-- Dataset rows start --

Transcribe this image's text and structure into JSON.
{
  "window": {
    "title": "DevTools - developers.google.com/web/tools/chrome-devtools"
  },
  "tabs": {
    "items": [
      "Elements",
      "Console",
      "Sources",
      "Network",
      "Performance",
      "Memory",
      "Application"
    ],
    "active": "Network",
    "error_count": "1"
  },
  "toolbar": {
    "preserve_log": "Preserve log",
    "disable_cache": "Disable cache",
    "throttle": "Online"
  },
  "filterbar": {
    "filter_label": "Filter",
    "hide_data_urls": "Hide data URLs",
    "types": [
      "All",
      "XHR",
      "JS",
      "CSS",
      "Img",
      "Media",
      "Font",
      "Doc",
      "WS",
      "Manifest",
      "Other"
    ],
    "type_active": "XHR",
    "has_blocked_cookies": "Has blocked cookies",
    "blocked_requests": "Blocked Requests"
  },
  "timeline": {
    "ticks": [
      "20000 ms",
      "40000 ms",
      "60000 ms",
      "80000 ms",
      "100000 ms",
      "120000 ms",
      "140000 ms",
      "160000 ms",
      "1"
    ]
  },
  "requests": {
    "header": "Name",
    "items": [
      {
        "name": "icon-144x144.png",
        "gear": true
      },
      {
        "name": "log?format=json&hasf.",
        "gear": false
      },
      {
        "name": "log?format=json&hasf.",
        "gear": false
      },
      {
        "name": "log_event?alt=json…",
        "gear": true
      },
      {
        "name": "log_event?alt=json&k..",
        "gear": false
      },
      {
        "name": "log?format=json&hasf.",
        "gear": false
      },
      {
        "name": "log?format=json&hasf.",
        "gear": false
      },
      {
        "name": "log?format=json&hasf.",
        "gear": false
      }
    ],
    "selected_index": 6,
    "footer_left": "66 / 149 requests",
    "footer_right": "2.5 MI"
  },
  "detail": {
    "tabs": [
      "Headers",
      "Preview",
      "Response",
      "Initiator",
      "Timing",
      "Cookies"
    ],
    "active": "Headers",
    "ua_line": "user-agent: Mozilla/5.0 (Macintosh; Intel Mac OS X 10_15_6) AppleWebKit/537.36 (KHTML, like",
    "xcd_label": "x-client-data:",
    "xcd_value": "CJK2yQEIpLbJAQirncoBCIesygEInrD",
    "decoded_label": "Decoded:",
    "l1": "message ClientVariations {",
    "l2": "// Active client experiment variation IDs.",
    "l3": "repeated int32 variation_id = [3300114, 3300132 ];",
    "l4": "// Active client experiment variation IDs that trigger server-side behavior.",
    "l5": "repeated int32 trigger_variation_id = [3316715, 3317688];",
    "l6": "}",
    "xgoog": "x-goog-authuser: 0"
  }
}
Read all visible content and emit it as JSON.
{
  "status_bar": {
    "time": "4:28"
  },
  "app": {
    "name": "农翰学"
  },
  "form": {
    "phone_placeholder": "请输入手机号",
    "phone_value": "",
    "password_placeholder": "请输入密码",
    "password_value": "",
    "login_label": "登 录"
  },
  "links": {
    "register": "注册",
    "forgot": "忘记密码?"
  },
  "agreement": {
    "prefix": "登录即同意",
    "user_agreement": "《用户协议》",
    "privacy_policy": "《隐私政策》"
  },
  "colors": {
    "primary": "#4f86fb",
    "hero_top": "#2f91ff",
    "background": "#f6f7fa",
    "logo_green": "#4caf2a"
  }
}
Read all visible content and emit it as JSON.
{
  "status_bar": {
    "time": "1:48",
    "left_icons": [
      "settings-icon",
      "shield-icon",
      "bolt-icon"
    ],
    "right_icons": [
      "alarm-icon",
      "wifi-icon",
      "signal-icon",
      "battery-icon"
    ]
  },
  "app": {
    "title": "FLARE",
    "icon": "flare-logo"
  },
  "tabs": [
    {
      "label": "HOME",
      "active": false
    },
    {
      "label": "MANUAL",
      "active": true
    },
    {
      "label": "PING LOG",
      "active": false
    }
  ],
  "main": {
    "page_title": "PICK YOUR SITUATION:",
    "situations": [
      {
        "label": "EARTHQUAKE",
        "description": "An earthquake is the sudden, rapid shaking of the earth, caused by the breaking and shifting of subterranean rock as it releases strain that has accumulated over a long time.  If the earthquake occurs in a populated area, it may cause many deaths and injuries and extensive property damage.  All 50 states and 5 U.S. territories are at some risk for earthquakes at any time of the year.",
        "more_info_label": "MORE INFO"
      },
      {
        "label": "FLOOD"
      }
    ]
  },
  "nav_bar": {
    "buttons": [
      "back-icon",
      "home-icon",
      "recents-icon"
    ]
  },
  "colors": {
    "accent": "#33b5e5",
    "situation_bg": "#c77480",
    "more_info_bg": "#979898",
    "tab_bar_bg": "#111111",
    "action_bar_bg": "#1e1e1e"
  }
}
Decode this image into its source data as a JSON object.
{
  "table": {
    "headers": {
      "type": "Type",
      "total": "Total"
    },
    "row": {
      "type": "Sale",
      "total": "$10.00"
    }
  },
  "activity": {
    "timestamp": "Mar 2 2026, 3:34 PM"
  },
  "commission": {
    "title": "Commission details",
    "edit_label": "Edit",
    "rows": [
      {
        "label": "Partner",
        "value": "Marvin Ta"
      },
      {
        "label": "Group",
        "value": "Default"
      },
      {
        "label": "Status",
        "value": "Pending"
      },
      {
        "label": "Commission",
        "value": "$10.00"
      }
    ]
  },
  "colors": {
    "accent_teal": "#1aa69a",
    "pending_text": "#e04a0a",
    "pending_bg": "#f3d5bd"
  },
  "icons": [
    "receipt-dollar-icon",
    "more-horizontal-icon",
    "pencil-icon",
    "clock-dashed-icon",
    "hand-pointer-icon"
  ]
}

-- Dataset rows end --

▶ [Short exercise]: Faithfully copy every entry, leaving nothing out.

▶ [Final answer]:
Transcribe this image's text and structure into JSON.
{
  "window": {
    "title": "DevTools - developers.google.com/web/tools/chrome-devtools"
  },
  "tabs": {
    "items": [
      "Elements",
      "Console",
      "Sources",
      "Network",
      "Performance",
      "Memory",
      "Application"
    ],
    "active": "Network",
    "error_count": "1"
  },
  "toolbar": {
    "preserve_log": "Preserve log",
    "disable_cache": "Disable cache",
    "throttle": "Online"
  },
  "filterbar": {
    "filter_label": "Filter",
    "hide_data_urls": "Hide data URLs",
    "types": [
      "All",
      "XHR",
      "JS",
      "CSS",
      "Img",
      "Media",
      "Font",
      "Doc",
      "WS",
      "Manifest",
      "Other"
    ],
    "type_active": "XHR",
    "has_blocked_cookies": "Has blocked cookies",
    "blocked_requests": "Blocked Requests"
  },
  "timeline": {
    "ticks": [
      "20000 ms",
      "40000 ms",
      "60000 ms",
      "80000 ms",
      "100000 ms",
      "120000 ms",
      "140000 ms",
      "160000 ms",
      "1"
    ]
  },
  "requests": {
    "header": "Name",
    "items": [
      {
        "name": "icon-144x144.png",
        "gear": true
      },
      {
        "name": "log?format=json&hasf.",
        "gear": false
      },
      {
        "name": "log?format=json&hasf.",
        "gear": false
      },
      {
        "name": "log_event?alt=json…",
        "gear": true
      },
      {
        "name": "log_event?alt=json&k..",
        "gear": false
      },
      {
        "name": "log?format=json&hasf.",
        "gear": false
      },
      {
        "name": "log?format=json&hasf.",
        "gear": false
      },
      {
        "name": "log?format=json&hasf.",
        "gear": false
      }
    ],
    "selected_index": 6,
    "footer_left": "66 / 149 requests",
    "footer_right": "2.5 MI"
  },
  "detail": {
    "tabs": [
      "Headers",
      "Preview",
      "Response",
      "Initiator",
      "Timing",
      "Cookies"
    ],
    "active": "Headers",
    "ua_line": "user-agent: Mozilla/5.0 (Macintosh; Intel Mac OS X 10_15_6) AppleWebKit/537.36 (KHTML, like",
    "xcd_label": "x-client-data:",
    "xcd_value": "CJK2yQEIpLbJAQirncoBCIesygEInrD",
    "decoded_label": "Decoded:",
    "l1": "message ClientVariations {",
    "l2": "// Active client experiment variation IDs.",
    "l3": "repeated int32 variation_id = [3300114, 3300132 ];",
    "l4": "// Active client experiment variation IDs that trigger server-side behavior.",
    "l5": "repeated int32 trigger_variation_id = [3316715, 3317688];",
    "l6": "}",
    "xgoog": "x-goog-authuser: 0"
  }
}
Read all visible content and emit it as JSON.
{
  "status_bar": {
    "time": "4:28"
  },
  "app": {
    "name": "农翰学"
  },
  "form": {
    "phone_placeholder": "请输入手机号",
    "phone_value": "",
    "password_placeholder": "请输入密码",
    "password_value": "",
    "login_label": "登 录"
  },
  "links": {
    "register": "注册",
    "forgot": "忘记密码?"
  },
  "agreement": {
    "prefix": "登录即同意",
    "user_agreement": "《用户协议》",
    "privacy_policy": "《隐私政策》"
  },
  "colors": {
    "primary": "#4f86fb",
    "hero_top": "#2f91ff",
    "background": "#f6f7fa",
    "logo_green": "#4caf2a"
  }
}
Read all visible content and emit it as JSON.
{
  "status_bar": {
    "time": "1:48",
    "left_icons": [
      "settings-icon",
      "shield-icon",
      "bolt-icon"
    ],
    "right_icons": [
      "alarm-icon",
      "wifi-icon",
      "signal-icon",
      "battery-icon"
    ]
  },
  "app": {
    "title": "FLARE",
    "icon": "flare-logo"
  },
  "tabs": [
    {
      "label": "HOME",
      "active": false
    },
    {
      "label": "MANUAL",
      "active": true
    },
    {
      "label": "PING LOG",
      "active": false
    }
  ],
  "main": {
    "page_title": "PICK YOUR SITUATION:",
    "situations": [
      {
        "label": "EARTHQUAKE",
        "description": "An earthquake is the sudden, rapid shaking of the earth, caused by the breaking and shifting of subterranean rock as it releases strain that has accumulated over a long time.  If the earthquake occurs in a populated area, it may cause many deaths and injuries and extensive property damage.  All 50 states and 5 U.S. territories are at some risk for earthquakes at any time of the year.",
        "more_info_label": "MORE INFO"
      },
      {
        "label": "FLOOD"
      }
    ]
  },
  "nav_bar": {
    "buttons": [
      "back-icon",
      "home-icon",
      "recents-icon"
    ]
  },
  "colors": {
    "accent": "#33b5e5",
    "situation_bg": "#c77480",
    "more_info_bg": "#979898",
    "tab_bar_bg": "#111111",
    "action_bar_bg": "#1e1e1e"
  }
}
Decode this image into its source data as a JSON object.
{
  "table": {
    "headers": {
      "type": "Type",
      "total": "Total"
    },
    "row": {
      "type": "Sale",
      "total": "$10.00"
    }
  },
  "activity": {
    "timestamp": "Mar 2 2026, 3:34 PM"
  },
  "commission": {
    "title": "Commission details",
    "edit_label": "Edit",
    "rows": [
      {
        "label": "Partner",
        "value": "Marvin Ta"
      },
      {
        "label": "Group",
        "value": "Default"
      },
      {
        "label": "Status",
        "value": "Pending"
      },
      {
        "label": "Commission",
        "value": "$10.00"
      }
    ]
  },
  "colors": {
    "accent_teal": "#1aa69a",
    "pending_text": "#e04a0a",
    "pending_bg": "#f3d5bd"
  },
  "icons": [
    "receipt-dollar-icon",
    "more-horizontal-icon",
    "pencil-icon",
    "clock-dashed-icon",
    "hand-pointer-icon"
  ]
}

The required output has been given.